[Figure dataset records]
○ ○ ○

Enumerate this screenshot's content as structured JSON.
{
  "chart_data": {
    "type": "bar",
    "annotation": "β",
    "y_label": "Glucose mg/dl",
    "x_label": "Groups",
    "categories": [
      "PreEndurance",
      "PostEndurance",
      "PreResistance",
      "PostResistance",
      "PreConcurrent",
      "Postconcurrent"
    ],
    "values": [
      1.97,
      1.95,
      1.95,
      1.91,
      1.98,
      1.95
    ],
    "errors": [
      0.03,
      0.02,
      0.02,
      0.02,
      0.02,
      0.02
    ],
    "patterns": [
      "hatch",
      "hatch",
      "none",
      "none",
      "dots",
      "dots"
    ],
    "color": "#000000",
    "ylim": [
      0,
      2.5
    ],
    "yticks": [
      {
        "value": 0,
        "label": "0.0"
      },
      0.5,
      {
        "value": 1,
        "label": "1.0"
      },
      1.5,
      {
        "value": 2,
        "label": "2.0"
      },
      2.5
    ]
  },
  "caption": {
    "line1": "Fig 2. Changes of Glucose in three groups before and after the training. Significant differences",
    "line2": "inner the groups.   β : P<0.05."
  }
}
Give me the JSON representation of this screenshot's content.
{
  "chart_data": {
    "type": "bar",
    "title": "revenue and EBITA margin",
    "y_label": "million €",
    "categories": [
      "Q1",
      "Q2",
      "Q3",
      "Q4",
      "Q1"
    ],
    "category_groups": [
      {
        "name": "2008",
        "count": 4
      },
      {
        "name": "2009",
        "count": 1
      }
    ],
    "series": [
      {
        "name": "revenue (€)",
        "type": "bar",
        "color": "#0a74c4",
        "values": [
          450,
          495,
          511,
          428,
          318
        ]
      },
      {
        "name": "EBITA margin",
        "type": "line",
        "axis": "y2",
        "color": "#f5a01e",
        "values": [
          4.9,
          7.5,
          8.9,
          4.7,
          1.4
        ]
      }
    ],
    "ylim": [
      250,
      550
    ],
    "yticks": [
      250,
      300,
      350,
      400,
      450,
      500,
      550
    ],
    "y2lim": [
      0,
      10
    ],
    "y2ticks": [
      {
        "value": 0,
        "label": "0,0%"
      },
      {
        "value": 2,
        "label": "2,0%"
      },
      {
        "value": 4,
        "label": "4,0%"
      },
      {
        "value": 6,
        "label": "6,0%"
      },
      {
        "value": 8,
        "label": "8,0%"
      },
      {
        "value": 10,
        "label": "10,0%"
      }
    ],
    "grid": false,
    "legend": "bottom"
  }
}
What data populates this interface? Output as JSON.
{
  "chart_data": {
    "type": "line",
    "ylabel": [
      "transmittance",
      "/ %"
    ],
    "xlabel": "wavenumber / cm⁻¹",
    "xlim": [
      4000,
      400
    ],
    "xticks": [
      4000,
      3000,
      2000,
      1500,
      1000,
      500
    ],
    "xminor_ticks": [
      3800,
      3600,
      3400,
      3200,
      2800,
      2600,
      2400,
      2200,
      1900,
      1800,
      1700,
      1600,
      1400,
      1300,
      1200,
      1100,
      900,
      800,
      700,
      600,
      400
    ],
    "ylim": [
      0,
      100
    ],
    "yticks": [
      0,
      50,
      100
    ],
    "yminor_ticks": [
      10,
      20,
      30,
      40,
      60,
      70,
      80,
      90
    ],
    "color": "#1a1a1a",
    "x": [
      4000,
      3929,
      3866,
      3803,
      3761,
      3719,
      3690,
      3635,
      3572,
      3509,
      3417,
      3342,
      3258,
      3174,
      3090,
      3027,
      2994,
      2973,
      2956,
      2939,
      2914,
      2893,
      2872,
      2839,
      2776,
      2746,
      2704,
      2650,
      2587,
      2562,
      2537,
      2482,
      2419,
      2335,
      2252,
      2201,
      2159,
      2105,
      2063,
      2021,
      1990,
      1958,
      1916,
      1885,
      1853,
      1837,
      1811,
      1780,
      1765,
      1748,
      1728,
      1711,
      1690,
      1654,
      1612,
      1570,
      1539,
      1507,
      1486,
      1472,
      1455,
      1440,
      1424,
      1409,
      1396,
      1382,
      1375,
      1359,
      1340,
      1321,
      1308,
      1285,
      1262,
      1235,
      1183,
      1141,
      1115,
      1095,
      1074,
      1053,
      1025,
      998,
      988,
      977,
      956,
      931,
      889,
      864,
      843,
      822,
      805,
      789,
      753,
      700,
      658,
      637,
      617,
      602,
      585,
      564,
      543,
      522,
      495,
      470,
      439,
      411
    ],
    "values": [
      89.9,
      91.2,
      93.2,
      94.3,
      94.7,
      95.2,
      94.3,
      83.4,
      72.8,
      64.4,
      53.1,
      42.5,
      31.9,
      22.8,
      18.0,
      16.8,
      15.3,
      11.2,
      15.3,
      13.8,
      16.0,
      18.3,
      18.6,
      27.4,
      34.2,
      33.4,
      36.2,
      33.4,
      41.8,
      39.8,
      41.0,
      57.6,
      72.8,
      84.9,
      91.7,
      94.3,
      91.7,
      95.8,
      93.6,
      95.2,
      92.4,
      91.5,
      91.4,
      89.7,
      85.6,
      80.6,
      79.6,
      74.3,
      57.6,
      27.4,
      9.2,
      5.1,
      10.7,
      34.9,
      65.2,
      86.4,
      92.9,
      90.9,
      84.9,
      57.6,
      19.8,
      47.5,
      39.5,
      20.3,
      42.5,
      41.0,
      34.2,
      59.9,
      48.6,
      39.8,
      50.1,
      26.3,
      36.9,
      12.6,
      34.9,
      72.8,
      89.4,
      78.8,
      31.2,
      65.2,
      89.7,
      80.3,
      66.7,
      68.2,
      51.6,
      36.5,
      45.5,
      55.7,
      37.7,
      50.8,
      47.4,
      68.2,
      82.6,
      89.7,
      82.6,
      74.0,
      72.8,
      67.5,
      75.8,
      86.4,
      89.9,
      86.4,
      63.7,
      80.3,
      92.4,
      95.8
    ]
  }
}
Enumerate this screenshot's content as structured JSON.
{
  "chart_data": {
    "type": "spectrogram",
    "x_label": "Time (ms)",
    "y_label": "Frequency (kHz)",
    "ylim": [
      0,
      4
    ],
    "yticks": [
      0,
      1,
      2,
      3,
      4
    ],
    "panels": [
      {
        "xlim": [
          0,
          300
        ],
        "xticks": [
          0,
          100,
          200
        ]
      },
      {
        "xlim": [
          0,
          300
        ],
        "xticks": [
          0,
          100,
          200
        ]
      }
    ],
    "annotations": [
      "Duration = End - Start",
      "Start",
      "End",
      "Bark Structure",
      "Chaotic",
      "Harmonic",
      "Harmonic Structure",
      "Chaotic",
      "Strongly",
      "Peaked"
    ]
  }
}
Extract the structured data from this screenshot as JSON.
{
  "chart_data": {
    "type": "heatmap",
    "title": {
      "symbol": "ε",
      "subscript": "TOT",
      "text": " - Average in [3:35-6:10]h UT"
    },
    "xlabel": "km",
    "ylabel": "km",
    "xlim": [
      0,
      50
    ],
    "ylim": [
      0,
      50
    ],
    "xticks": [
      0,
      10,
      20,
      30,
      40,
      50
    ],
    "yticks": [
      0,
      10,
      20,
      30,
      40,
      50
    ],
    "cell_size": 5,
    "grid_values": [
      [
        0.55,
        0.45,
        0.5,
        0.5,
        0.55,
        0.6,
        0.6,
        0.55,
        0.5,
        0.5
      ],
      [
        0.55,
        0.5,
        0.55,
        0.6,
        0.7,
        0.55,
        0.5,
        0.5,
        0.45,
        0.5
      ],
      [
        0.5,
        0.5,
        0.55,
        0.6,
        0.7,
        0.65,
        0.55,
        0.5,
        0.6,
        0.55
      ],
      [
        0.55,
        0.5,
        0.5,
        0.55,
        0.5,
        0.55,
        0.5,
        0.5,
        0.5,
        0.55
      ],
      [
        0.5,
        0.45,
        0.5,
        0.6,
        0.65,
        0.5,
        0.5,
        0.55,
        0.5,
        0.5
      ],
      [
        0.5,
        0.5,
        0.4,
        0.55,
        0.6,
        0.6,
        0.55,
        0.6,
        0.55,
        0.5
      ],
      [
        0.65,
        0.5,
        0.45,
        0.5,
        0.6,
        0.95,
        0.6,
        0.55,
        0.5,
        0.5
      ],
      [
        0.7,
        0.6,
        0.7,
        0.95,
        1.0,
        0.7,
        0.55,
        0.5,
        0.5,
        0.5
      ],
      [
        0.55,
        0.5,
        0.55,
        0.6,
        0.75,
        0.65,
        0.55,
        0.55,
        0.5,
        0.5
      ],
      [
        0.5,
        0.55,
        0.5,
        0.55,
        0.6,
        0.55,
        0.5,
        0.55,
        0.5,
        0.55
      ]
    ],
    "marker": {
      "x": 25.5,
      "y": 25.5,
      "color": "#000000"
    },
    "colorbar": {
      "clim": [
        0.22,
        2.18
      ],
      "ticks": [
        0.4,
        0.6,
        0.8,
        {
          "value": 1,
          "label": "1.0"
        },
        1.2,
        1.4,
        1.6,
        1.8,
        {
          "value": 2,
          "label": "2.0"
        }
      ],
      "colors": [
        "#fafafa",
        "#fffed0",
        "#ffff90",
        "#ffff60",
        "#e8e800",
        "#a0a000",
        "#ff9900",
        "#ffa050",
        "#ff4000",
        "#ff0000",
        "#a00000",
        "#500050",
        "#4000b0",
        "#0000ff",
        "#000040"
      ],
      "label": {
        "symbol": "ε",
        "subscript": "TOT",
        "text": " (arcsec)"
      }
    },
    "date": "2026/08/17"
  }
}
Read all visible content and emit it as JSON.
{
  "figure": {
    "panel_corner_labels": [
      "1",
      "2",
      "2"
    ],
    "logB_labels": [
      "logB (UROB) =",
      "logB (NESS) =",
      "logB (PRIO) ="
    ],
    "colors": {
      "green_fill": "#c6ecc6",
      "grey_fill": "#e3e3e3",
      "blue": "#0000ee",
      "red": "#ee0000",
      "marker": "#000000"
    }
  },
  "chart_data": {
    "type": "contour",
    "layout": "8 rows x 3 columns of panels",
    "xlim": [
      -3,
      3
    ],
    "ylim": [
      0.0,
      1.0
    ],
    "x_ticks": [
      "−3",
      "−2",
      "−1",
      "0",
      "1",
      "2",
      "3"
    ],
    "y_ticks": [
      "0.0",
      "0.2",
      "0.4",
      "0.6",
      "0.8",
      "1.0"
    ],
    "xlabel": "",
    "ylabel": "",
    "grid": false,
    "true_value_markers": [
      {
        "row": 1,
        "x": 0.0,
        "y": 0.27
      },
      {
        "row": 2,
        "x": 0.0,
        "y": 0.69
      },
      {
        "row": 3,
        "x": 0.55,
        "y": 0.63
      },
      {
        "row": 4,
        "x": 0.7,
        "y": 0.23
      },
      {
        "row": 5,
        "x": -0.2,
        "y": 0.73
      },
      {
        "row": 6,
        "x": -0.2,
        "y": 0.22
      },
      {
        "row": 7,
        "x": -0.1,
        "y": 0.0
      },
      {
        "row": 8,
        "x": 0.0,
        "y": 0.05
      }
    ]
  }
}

○ ○ ○

> _Problem requirements_
Reproduce, word for word, every line starting at the line that contains "Read all visible content and emit it as JSON." and ending with the final line of the entries.

> _Finished answer_
Read all visible content and emit it as JSON.
{
  "figure": {
    "panel_corner_labels": [
      "1",
      "2",
      "2"
    ],
    "logB_labels": [
      "logB (UROB) =",
      "logB (NESS) =",
      "logB (PRIO) ="
    ],
    "colors": {
      "green_fill": "#c6ecc6",
      "grey_fill": "#e3e3e3",
      "blue": "#0000ee",
      "red": "#ee0000",
      "marker": "#000000"
    }
  },
  "chart_data": {
    "type": "contour",
    "layout": "8 rows x 3 columns of panels",
    "xlim": [
      -3,
      3
    ],
    "ylim": [
      0.0,
      1.0
    ],
    "x_ticks": [
      "−3",
      "−2",
      "−1",
      "0",
      "1",
      "2",
      "3"
    ],
    "y_ticks": [
      "0.0",
      "0.2",
      "0.4",
      "0.6",
      "0.8",
      "1.0"
    ],
    "xlabel": "",
    "ylabel": "",
    "grid": false,
    "true_value_markers": [
      {
        "row": 1,
        "x": 0.0,
        "y": 0.27
      },
      {
        "row": 2,
        "x": 0.0,
        "y": 0.69
      },
      {
        "row": 3,
        "x": 0.55,
        "y": 0.63
      },
      {
        "row": 4,
        "x": 0.7,
        "y": 0.23
      },
      {
        "row": 5,
        "x": -0.2,
        "y": 0.73
      },
      {
        "row": 6,
        "x": -0.2,
        "y": 0.22
      },
      {
        "row": 7,
        "x": -0.1,
        "y": 0.0
      },
      {
        "row": 8,
        "x": 0.0,
        "y": 0.05
      }
    ]
  }
}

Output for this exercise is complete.